INSTRUCTION » In the entries below, count each line holding the word "Title". Answer with the total alone.

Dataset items

--- begin ---

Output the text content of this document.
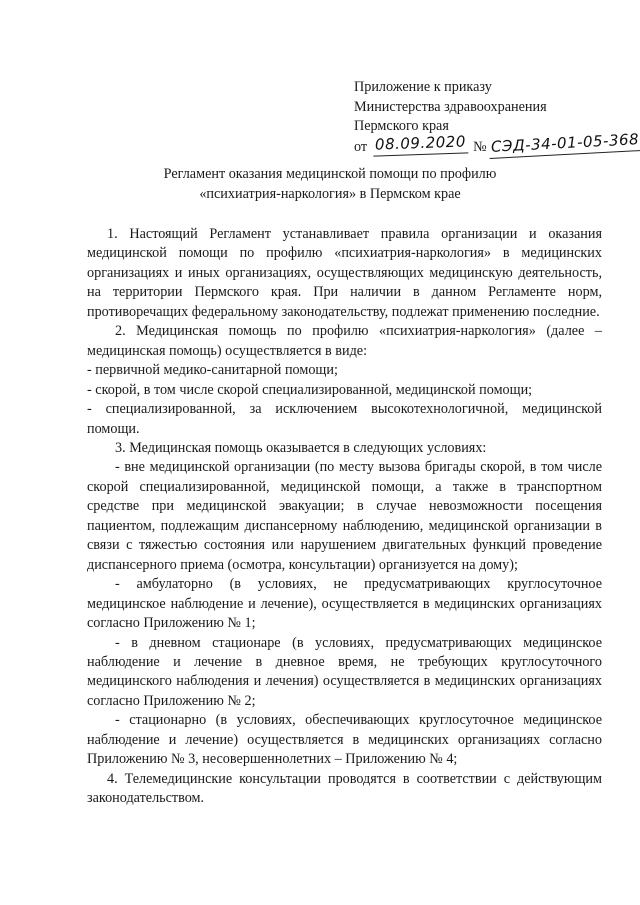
Приложение к приказу
Министерства здравоохранения
Пермского края
от 08.09.2020 № СЭД-34-01-05-368
Регламент оказания медицинской помощи по профилю
«психиатрия-наркология» в Пермском крае

1. Настоящий Регламент устанавливает правила организации и оказания медицинской помощи по профилю «психиатрия-наркология» в медицинских организациях и иных организациях, осуществляющих медицинскую деятельность, на территории Пермского края. При наличии в данном Регламенте норм, противоречащих федеральному законодательству, подлежат применению последние.

2. Медицинская помощь по профилю «психиатрия-наркология» (далее – медицинская помощь) осуществляется в виде:

- первичной медико-санитарной помощи;

- скорой, в том числе скорой специализированной, медицинской помощи;

- специализированной, за исключением высокотехнологичной, медицинской помощи.

3. Медицинская помощь оказывается в следующих условиях:

- вне медицинской организации (по месту вызова бригады скорой, в том числе скорой специализированной, медицинской помощи, а также в транспортном средстве при медицинской эвакуации; в случае невозможности посещения пациентом, подлежащим диспансерному наблюдению, медицинской организации в связи с тяжестью состояния или нарушением двигательных функций проведение диспансерного приема (осмотра, консультации) организуется на дому);

- амбулаторно (в условиях, не предусматривающих круглосуточное медицинское наблюдение и лечение), осуществляется в медицинских организациях согласно Приложению № 1;

- в дневном стационаре (в условиях, предусматривающих медицинское наблюдение и лечение в дневное время, не требующих круглосуточного медицинского наблюдения и лечения) осуществляется в медицинских организациях согласно Приложению № 2;

- стационарно (в условиях, обеспечивающих круглосуточное медицинское наблюдение и лечение) осуществляется в медицинских организациях согласно Приложению № 3, несовершеннолетних – Приложению № 4;

4. Телемедицинские консультации проводятся в соответствии с действующим законодательством.
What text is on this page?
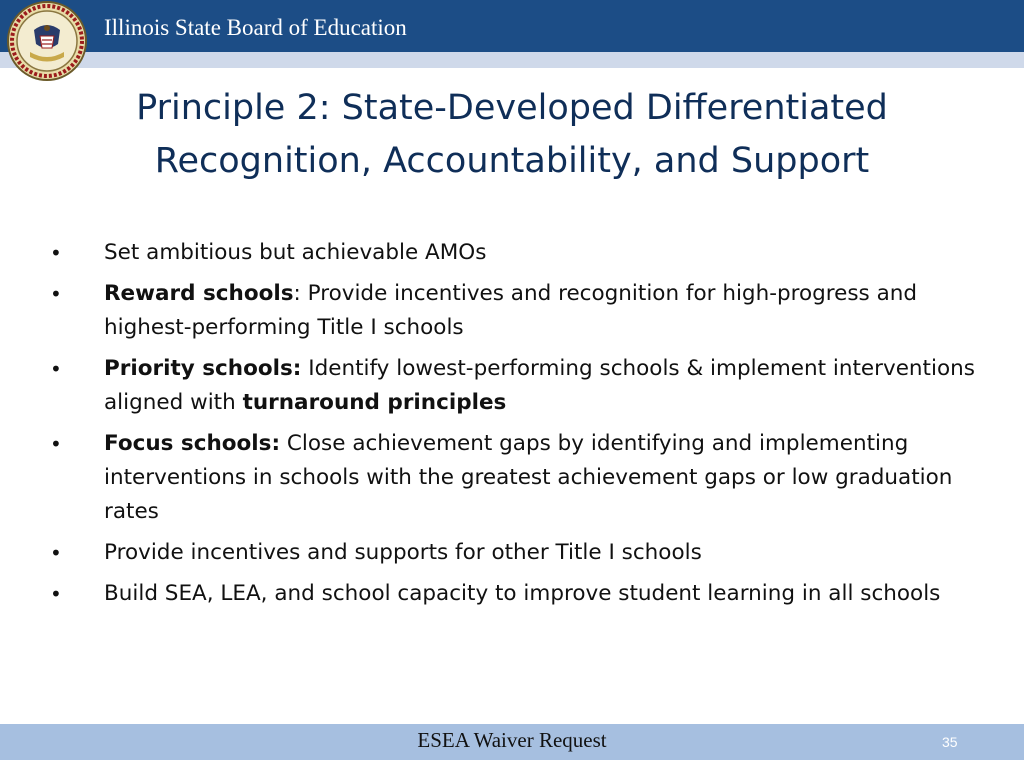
Illinois State Board of Education
Principle 2: State-Developed Differentiated
Recognition, Accountability, and Support
• Set ambitious but achievable AMOs
• Reward schools: Provide incentives and recognition for high-progress and highest-performing Title I schools
• Priority schools: Identify lowest-performing schools & implement interventions aligned with turnaround principles
• Focus schools: Close achievement gaps by identifying and implementing interventions in schools with the greatest achievement gaps or low graduation rates
• Provide incentives and supports for other Title I schools
• Build SEA, LEA, and school capacity to improve student learning in all schools
ESEA Waiver Request	35
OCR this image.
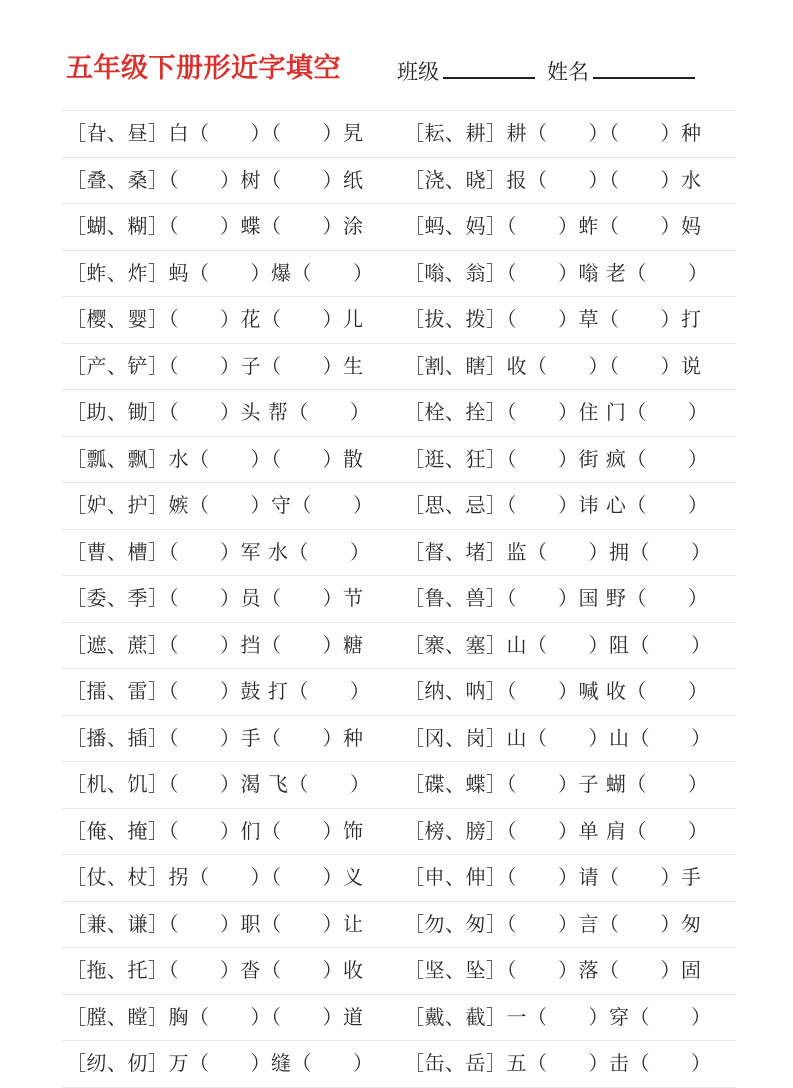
五年级下册形近字填空	班级	姓名
［旮、昼］白（　　）（　　）旯 ［耘、耕］耕（　　）（　　）种
［叠、桑］（　　）树（　　）纸 ［浇、晓］报（　　）（　　）水
［蝴、糊］（　　）蝶（　　）涂 ［蚂、妈］（　　）蚱（　　）妈
［蚱、炸］蚂（　　）爆（　　） ［嗡、翁］（　　）嗡 老（　　）
［樱、婴］（　　）花（　　）儿 ［拔、拨］（　　）草（　　）打
［产、铲］（　　）子（　　）生 ［割、瞎］收（　　）（　　）说
［助、锄］（　　）头 帮（　　） ［栓、拴］（　　）住 门（　　）
［瓢、飘］水（　　）（　　）散 ［逛、狂］（　　）街 疯（　　）
［妒、护］嫉（　　）守（　　） ［思、忌］（　　）讳 心（　　）
［曹、槽］（　　）军 水（　　） ［督、堵］监（　　）拥（　　）
［委、季］（　　）员（　　）节 ［鲁、兽］（　　）国 野（　　）
［遮、蔗］（　　）挡（　　）糖 ［寨、塞］山（　　）阻（　　）
［擂、雷］（　　）鼓 打（　　） ［纳、呐］（　　）喊 收（　　）
［播、插］（　　）手（　　）种 ［冈、岗］山（　　）山（　　）
［机、饥］（　　）渴 飞（　　） ［碟、蝶］（　　）子 蝴（　　）
［俺、掩］（　　）们（　　）饰 ［榜、膀］（　　）单 肩（　　）
［仗、杖］拐（　　）（　　）义 ［申、伸］（　　）请（　　）手
［兼、谦］（　　）职（　　）让 ［勿、匆］（　　）言（　　）匆
［拖、托］（　　）沓（　　）收 ［坚、坠］（　　）落（　　）固
［膛、瞠］胸（　　）（　　）道 ［戴、截］一（　　）穿（　　）
［纫、仞］万（　　）缝（　　） ［缶、岳］五（　　）击（　　）
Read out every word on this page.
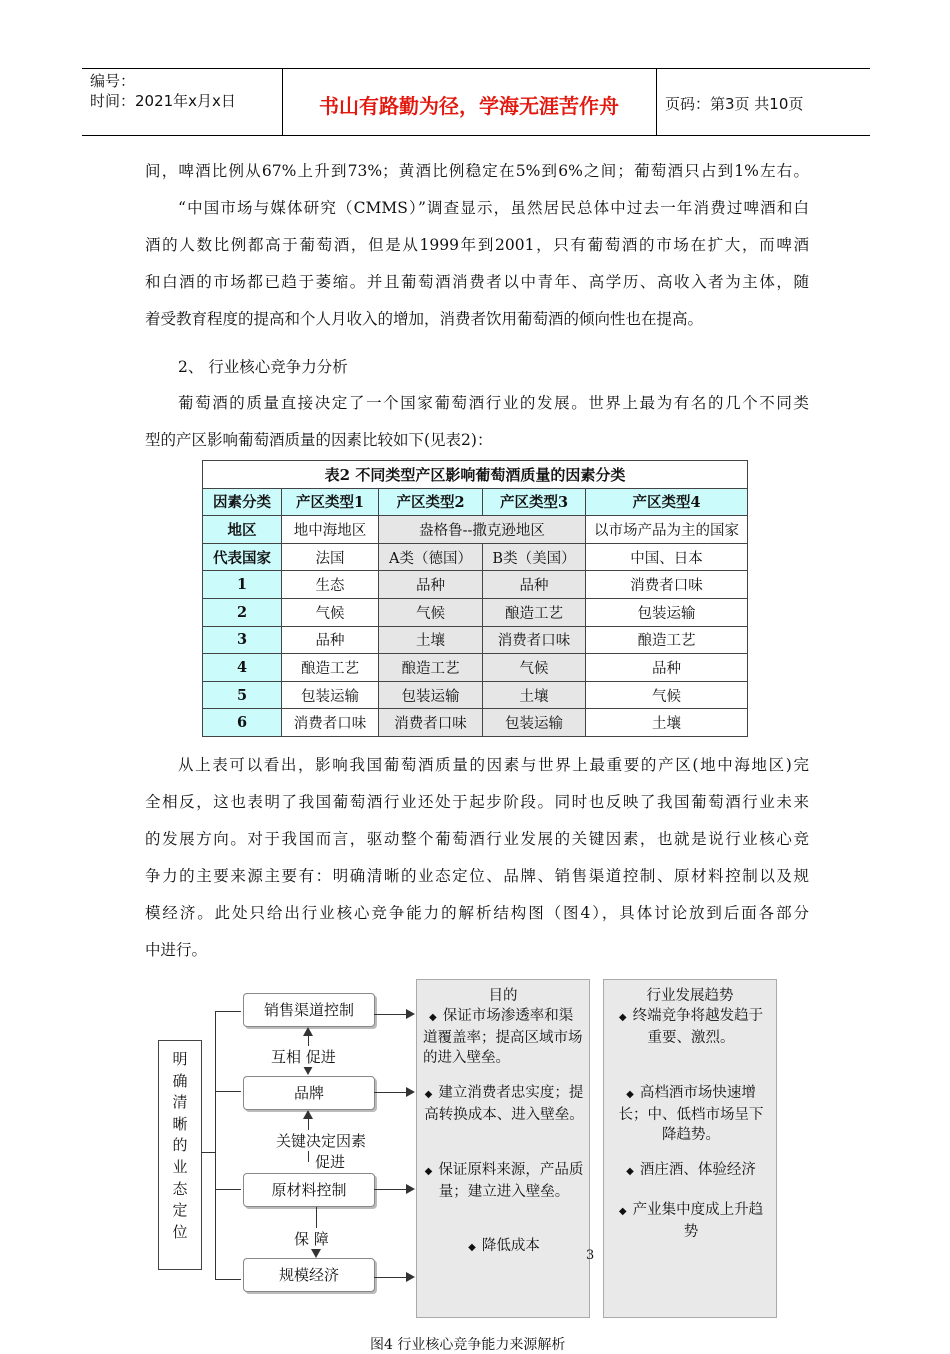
编号：
时间：2021年x月x日	书山有路勤为径，学海无涯苦作舟	页码：第3页 共10页

间，啤酒比例从67%上升到73%；黄酒比例稳定在5%到6%之间；葡萄酒只占到1%左右。

“中国市场与媒体研究（CMMS）”调查显示，虽然居民总体中过去一年消费过啤酒和白

酒的人数比例都高于葡萄酒，但是从1999年到2001，只有葡萄酒的市场在扩大，而啤酒

和白酒的市场都已趋于萎缩。并且葡萄酒消费者以中青年、高学历、高收入者为主体，随

着受教育程度的提高和个人月收入的增加，消费者饮用葡萄酒的倾向性也在提高。

2、 行业核心竞争力分析

葡萄酒的质量直接决定了一个国家葡萄酒行业的发展。世界上最为有名的几个不同类

型的产区影响葡萄酒质量的因素比较如下(见表2)：

表2 不同类型产区影响葡萄酒质量的因素分类				
因素分类	产区类型1	产区类型2	产区类型3	产区类型4
地区	地中海地区	盎格鲁--撒克逊地区		以市场产品为主的国家
代表国家	法国	A类（德国）	B类（美国）	中国、日本
1	生态	品种	品种	消费者口味
2	气候	气候	酿造工艺	包装运输
3	品种	土壤	消费者口味	酿造工艺
4	酿造工艺	酿造工艺	气候	品种
5	包装运输	包装运输	土壤	气候
6	消费者口味	消费者口味	包装运输	土壤

从上表可以看出，影响我国葡萄酒质量的因素与世界上最重要的产区(地中海地区)完

全相反，这也表明了我国葡萄酒行业还处于起步阶段。同时也反映了我国葡萄酒行业未来

的发展方向。对于我国而言，驱动整个葡萄酒行业发展的关键因素，也就是说行业核心竞

争力的主要来源主要有：明确清晰的业态定位、品牌、销售渠道控制、原材料控制以及规

模经济。此处只给出行业核心竞争能力的解析结构图（图4），具体讨论放到后面各部分

中进行。

明确清晰的业态定位
销售渠道控制
品牌
原材料控制
规模经济
互相 促进
关键决定因素
促进
保 障
目的
◆ 保证市场渗透率和渠道覆盖率；提高区域市场的进入壁垒。
◆ 建立消费者忠实度；提高转换成本、进入壁垒。
◆ 保证原料来源，产品质量；建立进入壁垒。
◆ 降低成本
行业发展趋势
◆ 终端竞争将越发趋于重要、激烈。
◆ 高档酒市场快速增长；中、低档市场呈下降趋势。
◆ 酒庄酒、体验经济
◆ 产业集中度成上升趋势
3
图4 行业核心竞争能力来源解析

--- end ---

EXERCISE RESPONSE » 2